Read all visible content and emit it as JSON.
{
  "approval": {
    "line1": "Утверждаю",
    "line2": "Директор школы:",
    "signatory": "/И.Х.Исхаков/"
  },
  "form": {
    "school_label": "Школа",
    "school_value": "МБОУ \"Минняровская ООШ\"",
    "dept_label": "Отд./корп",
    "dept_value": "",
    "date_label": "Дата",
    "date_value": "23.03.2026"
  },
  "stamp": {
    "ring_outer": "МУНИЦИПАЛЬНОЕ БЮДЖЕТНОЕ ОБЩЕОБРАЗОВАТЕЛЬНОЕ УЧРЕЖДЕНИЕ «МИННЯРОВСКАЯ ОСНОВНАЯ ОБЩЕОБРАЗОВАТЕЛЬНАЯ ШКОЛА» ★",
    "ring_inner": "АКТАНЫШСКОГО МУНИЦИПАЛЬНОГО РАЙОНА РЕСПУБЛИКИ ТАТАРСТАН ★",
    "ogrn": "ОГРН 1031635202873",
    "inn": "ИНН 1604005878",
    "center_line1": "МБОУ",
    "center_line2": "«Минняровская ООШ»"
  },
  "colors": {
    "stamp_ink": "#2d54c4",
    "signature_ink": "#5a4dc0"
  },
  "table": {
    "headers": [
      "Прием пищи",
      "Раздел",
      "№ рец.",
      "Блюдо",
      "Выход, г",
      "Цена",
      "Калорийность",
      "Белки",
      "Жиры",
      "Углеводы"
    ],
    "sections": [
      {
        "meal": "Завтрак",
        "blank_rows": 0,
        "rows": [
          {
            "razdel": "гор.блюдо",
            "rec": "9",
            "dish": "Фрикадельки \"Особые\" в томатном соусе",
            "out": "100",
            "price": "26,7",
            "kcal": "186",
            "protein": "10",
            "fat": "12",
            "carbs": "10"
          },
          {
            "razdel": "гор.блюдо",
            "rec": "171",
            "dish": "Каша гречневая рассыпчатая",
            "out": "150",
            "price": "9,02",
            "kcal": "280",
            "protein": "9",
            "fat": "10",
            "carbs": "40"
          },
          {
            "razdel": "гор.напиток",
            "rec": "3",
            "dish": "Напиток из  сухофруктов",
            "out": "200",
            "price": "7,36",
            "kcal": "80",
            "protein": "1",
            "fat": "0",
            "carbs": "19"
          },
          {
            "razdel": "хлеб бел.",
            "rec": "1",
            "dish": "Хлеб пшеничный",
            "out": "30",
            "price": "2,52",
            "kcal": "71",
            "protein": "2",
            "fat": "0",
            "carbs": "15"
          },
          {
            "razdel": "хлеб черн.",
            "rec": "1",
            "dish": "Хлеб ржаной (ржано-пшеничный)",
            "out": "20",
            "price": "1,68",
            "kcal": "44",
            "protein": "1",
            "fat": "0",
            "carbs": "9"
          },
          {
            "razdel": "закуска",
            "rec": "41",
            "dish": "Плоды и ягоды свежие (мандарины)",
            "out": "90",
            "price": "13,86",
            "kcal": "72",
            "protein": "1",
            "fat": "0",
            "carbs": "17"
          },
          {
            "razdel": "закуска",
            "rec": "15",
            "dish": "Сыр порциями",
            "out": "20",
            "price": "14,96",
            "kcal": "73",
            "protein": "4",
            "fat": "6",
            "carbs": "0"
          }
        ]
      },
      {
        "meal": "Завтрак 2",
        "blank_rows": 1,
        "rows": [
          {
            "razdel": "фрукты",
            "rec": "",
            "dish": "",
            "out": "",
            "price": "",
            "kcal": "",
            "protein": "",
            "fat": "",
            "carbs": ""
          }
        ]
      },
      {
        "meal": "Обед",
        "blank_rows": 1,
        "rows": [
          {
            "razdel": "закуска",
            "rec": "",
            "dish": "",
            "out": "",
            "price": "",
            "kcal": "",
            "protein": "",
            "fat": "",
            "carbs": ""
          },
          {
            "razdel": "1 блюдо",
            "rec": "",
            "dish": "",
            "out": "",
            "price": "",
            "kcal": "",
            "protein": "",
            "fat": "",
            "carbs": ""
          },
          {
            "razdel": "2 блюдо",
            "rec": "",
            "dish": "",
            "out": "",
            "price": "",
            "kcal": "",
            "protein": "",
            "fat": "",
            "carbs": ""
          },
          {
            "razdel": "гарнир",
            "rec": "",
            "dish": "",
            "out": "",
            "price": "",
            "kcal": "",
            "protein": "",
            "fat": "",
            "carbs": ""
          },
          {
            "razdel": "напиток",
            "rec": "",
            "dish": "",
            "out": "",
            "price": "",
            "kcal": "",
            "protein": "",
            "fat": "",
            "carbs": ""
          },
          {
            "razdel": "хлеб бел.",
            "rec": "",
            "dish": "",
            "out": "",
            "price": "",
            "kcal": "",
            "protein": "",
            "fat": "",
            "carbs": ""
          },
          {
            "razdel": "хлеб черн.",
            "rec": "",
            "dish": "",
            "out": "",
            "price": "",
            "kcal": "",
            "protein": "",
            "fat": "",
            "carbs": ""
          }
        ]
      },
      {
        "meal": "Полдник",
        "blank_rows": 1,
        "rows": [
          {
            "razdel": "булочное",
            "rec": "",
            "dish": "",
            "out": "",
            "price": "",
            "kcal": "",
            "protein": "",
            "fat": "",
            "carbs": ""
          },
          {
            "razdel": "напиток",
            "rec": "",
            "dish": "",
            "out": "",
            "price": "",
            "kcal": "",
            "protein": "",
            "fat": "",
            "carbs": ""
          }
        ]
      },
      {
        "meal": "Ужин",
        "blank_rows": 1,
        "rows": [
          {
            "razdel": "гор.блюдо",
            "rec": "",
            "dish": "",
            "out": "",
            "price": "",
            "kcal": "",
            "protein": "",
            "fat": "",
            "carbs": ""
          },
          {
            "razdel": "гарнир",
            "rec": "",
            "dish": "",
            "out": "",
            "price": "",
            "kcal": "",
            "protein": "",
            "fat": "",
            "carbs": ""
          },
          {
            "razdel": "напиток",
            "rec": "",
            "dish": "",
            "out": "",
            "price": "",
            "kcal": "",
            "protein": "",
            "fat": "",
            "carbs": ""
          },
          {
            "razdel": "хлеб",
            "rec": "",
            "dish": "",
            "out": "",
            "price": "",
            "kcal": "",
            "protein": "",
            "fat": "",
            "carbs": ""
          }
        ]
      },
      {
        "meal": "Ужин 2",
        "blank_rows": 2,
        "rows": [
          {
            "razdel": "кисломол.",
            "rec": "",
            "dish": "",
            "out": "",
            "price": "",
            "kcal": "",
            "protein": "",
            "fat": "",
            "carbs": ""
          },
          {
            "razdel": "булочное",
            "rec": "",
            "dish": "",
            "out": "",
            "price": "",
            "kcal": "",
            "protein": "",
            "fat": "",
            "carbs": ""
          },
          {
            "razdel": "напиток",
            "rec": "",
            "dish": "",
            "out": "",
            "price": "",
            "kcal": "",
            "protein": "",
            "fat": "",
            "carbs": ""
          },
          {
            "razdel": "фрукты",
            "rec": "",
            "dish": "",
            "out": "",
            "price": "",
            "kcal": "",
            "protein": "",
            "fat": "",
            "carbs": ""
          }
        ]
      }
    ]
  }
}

__THE TASK__
Return all the lines shown above, precisely as they stand.

__PROBLEM SOLUTION__
Read all visible content and emit it as JSON.
{
  "approval": {
    "line1": "Утверждаю",
    "line2": "Директор школы:",
    "signatory": "/И.Х.Исхаков/"
  },
  "form": {
    "school_label": "Школа",
    "school_value": "МБОУ \"Минняровская ООШ\"",
    "dept_label": "Отд./корп",
    "dept_value": "",
    "date_label": "Дата",
    "date_value": "23.03.2026"
  },
  "stamp": {
    "ring_outer": "МУНИЦИПАЛЬНОЕ БЮДЖЕТНОЕ ОБЩЕОБРАЗОВАТЕЛЬНОЕ УЧРЕЖДЕНИЕ «МИННЯРОВСКАЯ ОСНОВНАЯ ОБЩЕОБРАЗОВАТЕЛЬНАЯ ШКОЛА» ★",
    "ring_inner": "АКТАНЫШСКОГО МУНИЦИПАЛЬНОГО РАЙОНА РЕСПУБЛИКИ ТАТАРСТАН ★",
    "ogrn": "ОГРН 1031635202873",
    "inn": "ИНН 1604005878",
    "center_line1": "МБОУ",
    "center_line2": "«Минняровская ООШ»"
  },
  "colors": {
    "stamp_ink": "#2d54c4",
    "signature_ink": "#5a4dc0"
  },
  "table": {
    "headers": [
      "Прием пищи",
      "Раздел",
      "№ рец.",
      "Блюдо",
      "Выход, г",
      "Цена",
      "Калорийность",
      "Белки",
      "Жиры",
      "Углеводы"
    ],
    "sections": [
      {
        "meal": "Завтрак",
        "blank_rows": 0,
        "rows": [
          {
            "razdel": "гор.блюдо",
            "rec": "9",
            "dish": "Фрикадельки \"Особые\" в томатном соусе",
            "out": "100",
            "price": "26,7",
            "kcal": "186",
            "protein": "10",
            "fat": "12",
            "carbs": "10"
          },
          {
            "razdel": "гор.блюдо",
            "rec": "171",
            "dish": "Каша гречневая рассыпчатая",
            "out": "150",
            "price": "9,02",
            "kcal": "280",
            "protein": "9",
            "fat": "10",
            "carbs": "40"
          },
          {
            "razdel": "гор.напиток",
            "rec": "3",
            "dish": "Напиток из  сухофруктов",
            "out": "200",
            "price": "7,36",
            "kcal": "80",
            "protein": "1",
            "fat": "0",
            "carbs": "19"
          },
          {
            "razdel": "хлеб бел.",
            "rec": "1",
            "dish": "Хлеб пшеничный",
            "out": "30",
            "price": "2,52",
            "kcal": "71",
            "protein": "2",
            "fat": "0",
            "carbs": "15"
          },
          {
            "razdel": "хлеб черн.",
            "rec": "1",
            "dish": "Хлеб ржаной (ржано-пшеничный)",
            "out": "20",
            "price": "1,68",
            "kcal": "44",
            "protein": "1",
            "fat": "0",
            "carbs": "9"
          },
          {
            "razdel": "закуска",
            "rec": "41",
            "dish": "Плоды и ягоды свежие (мандарины)",
            "out": "90",
            "price": "13,86",
            "kcal": "72",
            "protein": "1",
            "fat": "0",
            "carbs": "17"
          },
          {
            "razdel": "закуска",
            "rec": "15",
            "dish": "Сыр порциями",
            "out": "20",
            "price": "14,96",
            "kcal": "73",
            "protein": "4",
            "fat": "6",
            "carbs": "0"
          }
        ]
      },
      {
        "meal": "Завтрак 2",
        "blank_rows": 1,
        "rows": [
          {
            "razdel": "фрукты",
            "rec": "",
            "dish": "",
            "out": "",
            "price": "",
            "kcal": "",
            "protein": "",
            "fat": "",
            "carbs": ""
          }
        ]
      },
      {
        "meal": "Обед",
        "blank_rows": 1,
        "rows": [
          {
            "razdel": "закуска",
            "rec": "",
            "dish": "",
            "out": "",
            "price": "",
            "kcal": "",
            "protein": "",
            "fat": "",
            "carbs": ""
          },
          {
            "razdel": "1 блюдо",
            "rec": "",
            "dish": "",
            "out": "",
            "price": "",
            "kcal": "",
            "protein": "",
            "fat": "",
            "carbs": ""
          },
          {
            "razdel": "2 блюдо",
            "rec": "",
            "dish": "",
            "out": "",
            "price": "",
            "kcal": "",
            "protein": "",
            "fat": "",
            "carbs": ""
          },
          {
            "razdel": "гарнир",
            "rec": "",
            "dish": "",
            "out": "",
            "price": "",
            "kcal": "",
            "protein": "",
            "fat": "",
            "carbs": ""
          },
          {
            "razdel": "напиток",
            "rec": "",
            "dish": "",
            "out": "",
            "price": "",
            "kcal": "",
            "protein": "",
            "fat": "",
            "carbs": ""
          },
          {
            "razdel": "хлеб бел.",
            "rec": "",
            "dish": "",
            "out": "",
            "price": "",
            "kcal": "",
            "protein": "",
            "fat": "",
            "carbs": ""
          },
          {
            "razdel": "хлеб черн.",
            "rec": "",
            "dish": "",
            "out": "",
            "price": "",
            "kcal": "",
            "protein": "",
            "fat": "",
            "carbs": ""
          }
        ]
      },
      {
        "meal": "Полдник",
        "blank_rows": 1,
        "rows": [
          {
            "razdel": "булочное",
            "rec": "",
            "dish": "",
            "out": "",
            "price": "",
            "kcal": "",
            "protein": "",
            "fat": "",
            "carbs": ""
          },
          {
            "razdel": "напиток",
            "rec": "",
            "dish": "",
            "out": "",
            "price": "",
            "kcal": "",
            "protein": "",
            "fat": "",
            "carbs": ""
          }
        ]
      },
      {
        "meal": "Ужин",
        "blank_rows": 1,
        "rows": [
          {
            "razdel": "гор.блюдо",
            "rec": "",
            "dish": "",
            "out": "",
            "price": "",
            "kcal": "",
            "protein": "",
            "fat": "",
            "carbs": ""
          },
          {
            "razdel": "гарнир",
            "rec": "",
            "dish": "",
            "out": "",
            "price": "",
            "kcal": "",
            "protein": "",
            "fat": "",
            "carbs": ""
          },
          {
            "razdel": "напиток",
            "rec": "",
            "dish": "",
            "out": "",
            "price": "",
            "kcal": "",
            "protein": "",
            "fat": "",
            "carbs": ""
          },
          {
            "razdel": "хлеб",
            "rec": "",
            "dish": "",
            "out": "",
            "price": "",
            "kcal": "",
            "protein": "",
            "fat": "",
            "carbs": ""
          }
        ]
      },
      {
        "meal": "Ужин 2",
        "blank_rows": 2,
        "rows": [
          {
            "razdel": "кисломол.",
            "rec": "",
            "dish": "",
            "out": "",
            "price": "",
            "kcal": "",
            "protein": "",
            "fat": "",
            "carbs": ""
          },
          {
            "razdel": "булочное",
            "rec": "",
            "dish": "",
            "out": "",
            "price": "",
            "kcal": "",
            "protein": "",
            "fat": "",
            "carbs": ""
          },
          {
            "razdel": "напиток",
            "rec": "",
            "dish": "",
            "out": "",
            "price": "",
            "kcal": "",
            "protein": "",
            "fat": "",
            "carbs": ""
          },
          {
            "razdel": "фрукты",
            "rec": "",
            "dish": "",
            "out": "",
            "price": "",
            "kcal": "",
            "protein": "",
            "fat": "",
            "carbs": ""
          }
        ]
      }
    ]
  }
}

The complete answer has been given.